Using the listing below, please gather every line containing the word "HDPE".

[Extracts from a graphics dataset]
════
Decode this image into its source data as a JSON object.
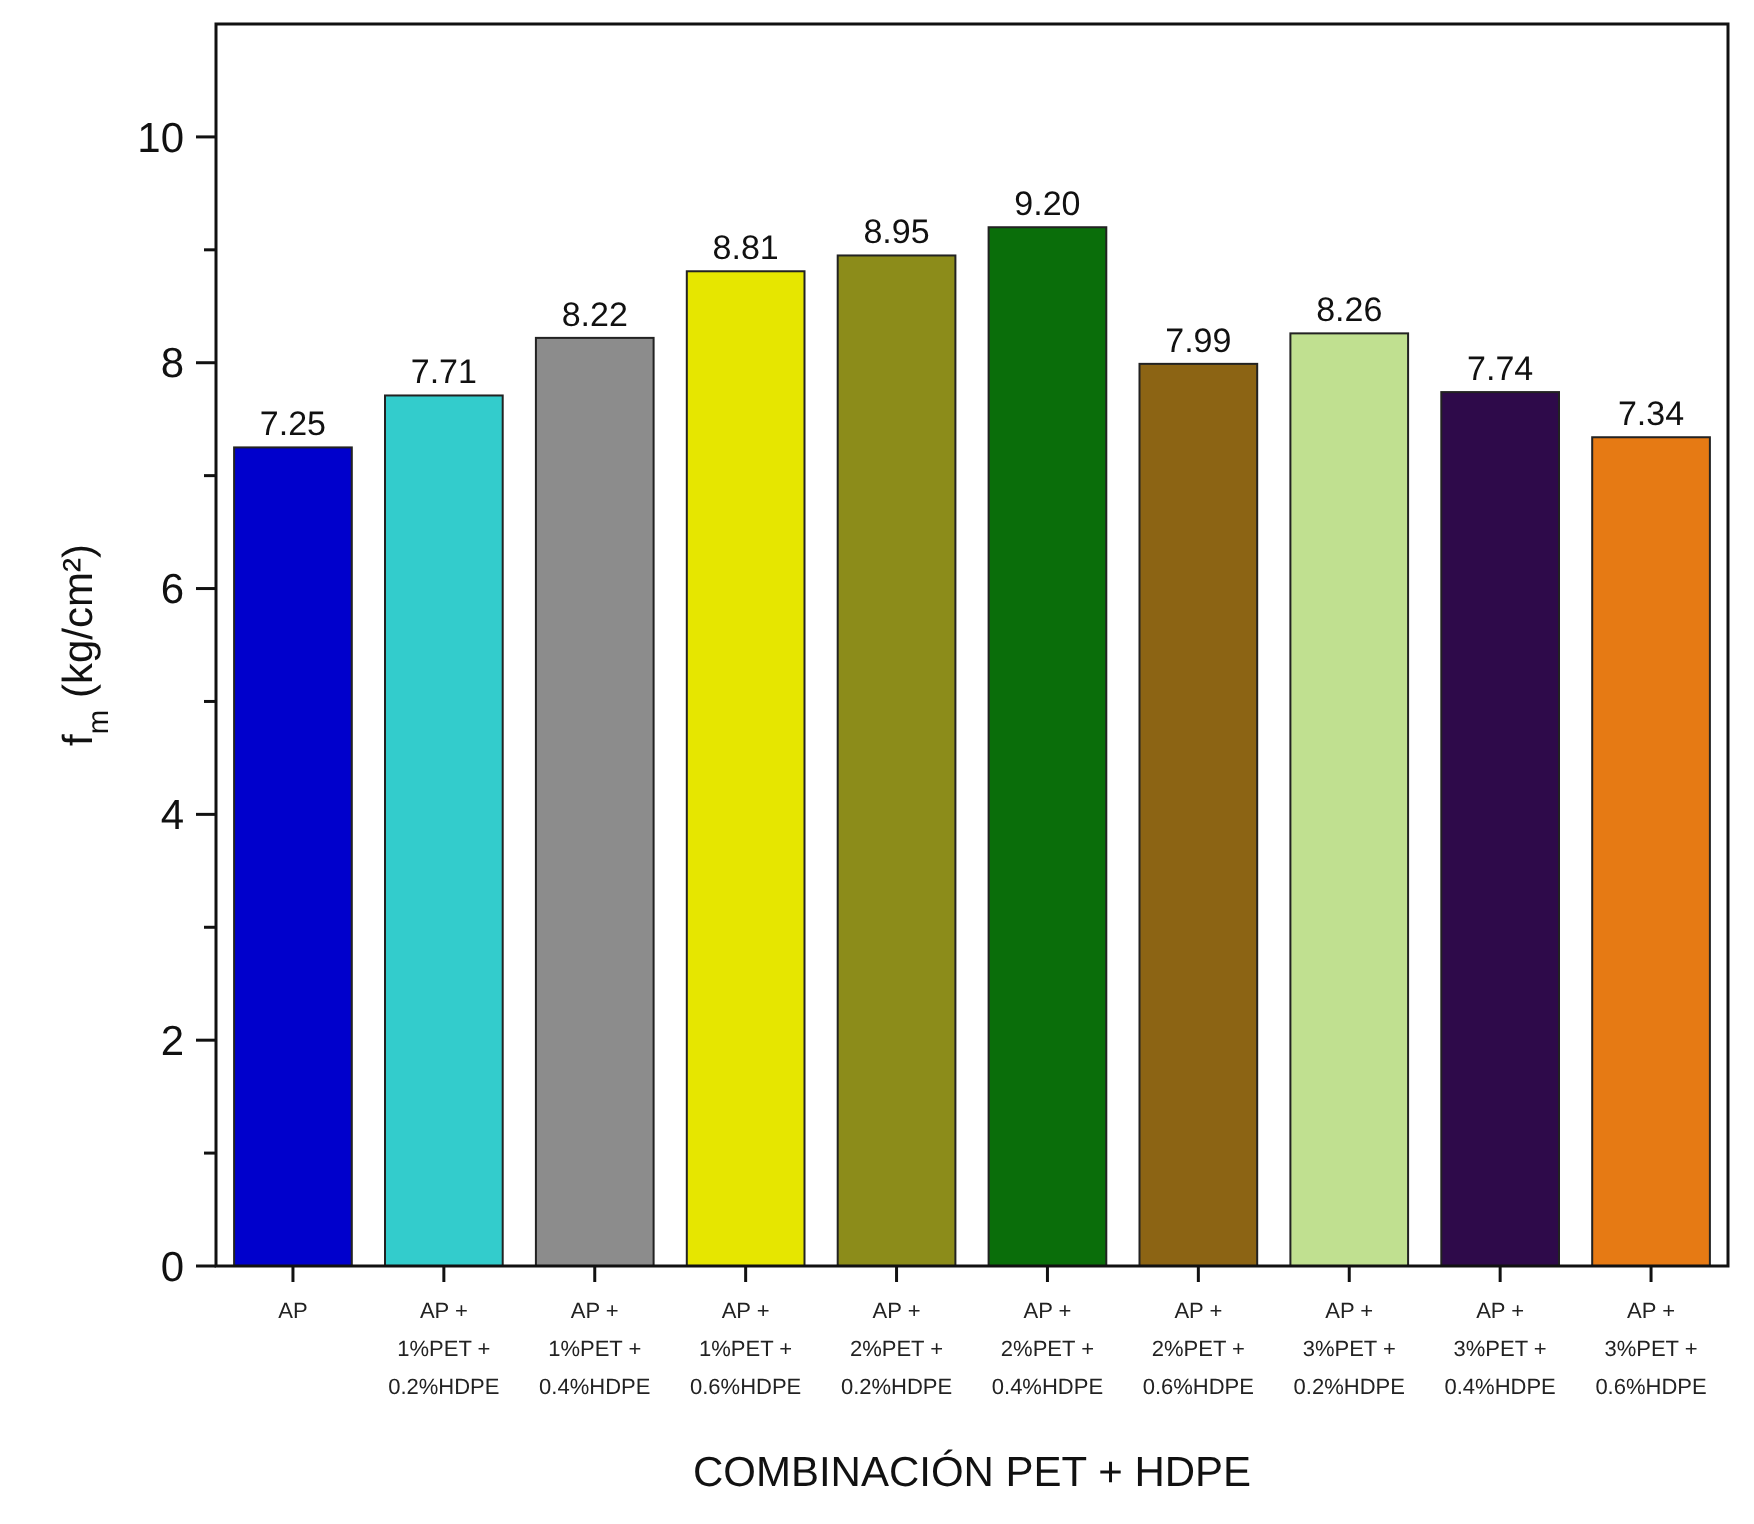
{
  "chart_data": {
    "type": "bar",
    "xlabel": "COMBINACIÓN PET + HDPE",
    "ylabel": "f$_{m}$ (kg/cm²)",
    "categories": [
      "AP",
      "AP + 1%PET + 0.2%HDPE",
      "AP + 1%PET + 0.4%HDPE",
      "AP + 1%PET + 0.6%HDPE",
      "AP + 2%PET + 0.2%HDPE",
      "AP + 2%PET + 0.4%HDPE",
      "AP + 2%PET + 0.6%HDPE",
      "AP + 3%PET + 0.2%HDPE",
      "AP + 3%PET + 0.4%HDPE",
      "AP + 3%PET + 0.6%HDPE"
    ],
    "values": [
      7.25,
      7.71,
      8.22,
      8.81,
      8.95,
      9.2,
      7.99,
      8.26,
      7.74,
      7.34
    ],
    "value_labels": [
      "7.25",
      "7.71",
      "8.22",
      "8.81",
      "8.95",
      "9.20",
      "7.99",
      "8.26",
      "7.74",
      "7.34"
    ],
    "colors": [
      "#0000cc",
      "#33cccc",
      "#8c8c8c",
      "#e6e600",
      "#8c8c1a",
      "#0a6e0a",
      "#8c6414",
      "#c0e090",
      "#2e0a4a",
      "#e67a14"
    ],
    "ylim": [
      0,
      11
    ],
    "yticks": [
      0,
      {
        "value": 1,
        "label": null
      },
      2,
      {
        "value": 3,
        "label": null
      },
      4,
      {
        "value": 5,
        "label": null
      },
      6,
      {
        "value": 7,
        "label": null
      },
      8,
      {
        "value": 9,
        "label": null
      },
      10
    ],
    "grid": false
  }
}
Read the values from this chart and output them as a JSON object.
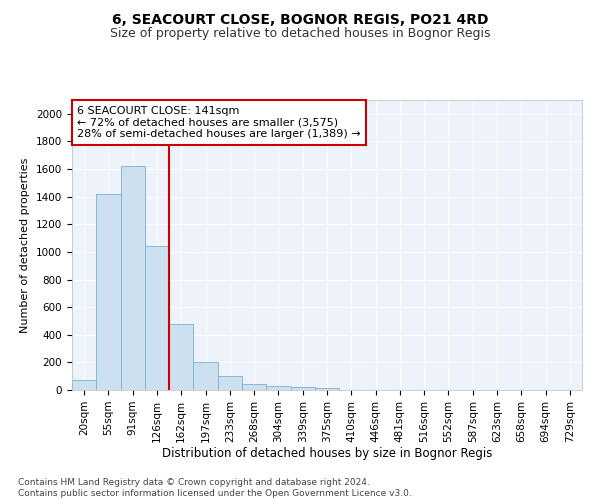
{
  "title": "6, SEACOURT CLOSE, BOGNOR REGIS, PO21 4RD",
  "subtitle": "Size of property relative to detached houses in Bognor Regis",
  "xlabel": "Distribution of detached houses by size in Bognor Regis",
  "ylabel": "Number of detached properties",
  "categories": [
    "20sqm",
    "55sqm",
    "91sqm",
    "126sqm",
    "162sqm",
    "197sqm",
    "233sqm",
    "268sqm",
    "304sqm",
    "339sqm",
    "375sqm",
    "410sqm",
    "446sqm",
    "481sqm",
    "516sqm",
    "552sqm",
    "587sqm",
    "623sqm",
    "658sqm",
    "694sqm",
    "729sqm"
  ],
  "values": [
    75,
    1420,
    1620,
    1040,
    480,
    200,
    100,
    45,
    30,
    20,
    15,
    0,
    0,
    0,
    0,
    0,
    0,
    0,
    0,
    0,
    0
  ],
  "bar_color": "#cce0f0",
  "bar_edge_color": "#7bafd4",
  "vline_color": "#cc0000",
  "annotation_text": "6 SEACOURT CLOSE: 141sqm\n← 72% of detached houses are smaller (3,575)\n28% of semi-detached houses are larger (1,389) →",
  "annotation_box_color": "#ffffff",
  "annotation_box_edge": "#cc0000",
  "ylim": [
    0,
    2100
  ],
  "yticks": [
    0,
    200,
    400,
    600,
    800,
    1000,
    1200,
    1400,
    1600,
    1800,
    2000
  ],
  "bg_color": "#ffffff",
  "plot_bg_color": "#edf2fb",
  "grid_color": "#ffffff",
  "footer": "Contains HM Land Registry data © Crown copyright and database right 2024.\nContains public sector information licensed under the Open Government Licence v3.0.",
  "title_fontsize": 10,
  "subtitle_fontsize": 9,
  "xlabel_fontsize": 8.5,
  "ylabel_fontsize": 8,
  "tick_fontsize": 7.5,
  "footer_fontsize": 6.5,
  "annotation_fontsize": 8
}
════
> [Output of the task]:
    "xlabel": "COMBINACIÓN PET + HDPE",
      "AP + 1%PET + 0.2%HDPE",
      "AP + 1%PET + 0.4%HDPE",
      "AP + 1%PET + 0.6%HDPE",
      "AP + 2%PET + 0.2%HDPE",
      "AP + 2%PET + 0.4%HDPE",
      "AP + 2%PET + 0.6%HDPE",
      "AP + 3%PET + 0.2%HDPE",
      "AP + 3%PET + 0.4%HDPE",
      "AP + 3%PET + 0.6%HDPE"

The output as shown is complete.